**SET TASK:** Where a line contains the word "rivière", copy that line.

§ §

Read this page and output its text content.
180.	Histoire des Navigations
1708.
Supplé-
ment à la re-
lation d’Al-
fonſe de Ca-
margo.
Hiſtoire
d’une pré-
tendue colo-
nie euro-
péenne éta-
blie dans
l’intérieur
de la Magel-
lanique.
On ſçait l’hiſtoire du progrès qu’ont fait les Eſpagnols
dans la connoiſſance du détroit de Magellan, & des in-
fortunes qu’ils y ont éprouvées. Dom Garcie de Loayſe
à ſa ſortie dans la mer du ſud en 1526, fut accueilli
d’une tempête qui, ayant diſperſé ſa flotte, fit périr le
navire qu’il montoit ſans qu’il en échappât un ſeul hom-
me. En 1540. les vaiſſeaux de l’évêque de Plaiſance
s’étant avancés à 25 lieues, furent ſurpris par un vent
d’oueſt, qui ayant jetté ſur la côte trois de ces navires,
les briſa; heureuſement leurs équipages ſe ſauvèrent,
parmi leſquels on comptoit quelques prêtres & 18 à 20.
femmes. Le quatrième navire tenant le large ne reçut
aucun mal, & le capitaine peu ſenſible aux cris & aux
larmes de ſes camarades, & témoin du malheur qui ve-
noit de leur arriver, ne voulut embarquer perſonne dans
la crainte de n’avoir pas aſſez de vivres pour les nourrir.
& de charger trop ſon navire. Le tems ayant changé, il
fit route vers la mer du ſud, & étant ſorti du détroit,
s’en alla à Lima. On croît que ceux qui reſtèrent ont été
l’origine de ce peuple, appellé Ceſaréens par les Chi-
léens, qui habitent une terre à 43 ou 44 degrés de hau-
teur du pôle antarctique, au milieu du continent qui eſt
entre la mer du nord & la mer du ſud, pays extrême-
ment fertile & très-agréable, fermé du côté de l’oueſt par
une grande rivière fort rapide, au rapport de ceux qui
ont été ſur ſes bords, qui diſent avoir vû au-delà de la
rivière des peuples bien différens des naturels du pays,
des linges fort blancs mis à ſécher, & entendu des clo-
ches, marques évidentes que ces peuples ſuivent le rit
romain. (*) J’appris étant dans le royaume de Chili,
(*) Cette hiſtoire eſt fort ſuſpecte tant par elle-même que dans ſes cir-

§ §

**ANSWER TO THE EXERCISE:**
une grande rivière fort rapide, au rapport de ceux qui
rivière des peuples bien différens des naturels du pays,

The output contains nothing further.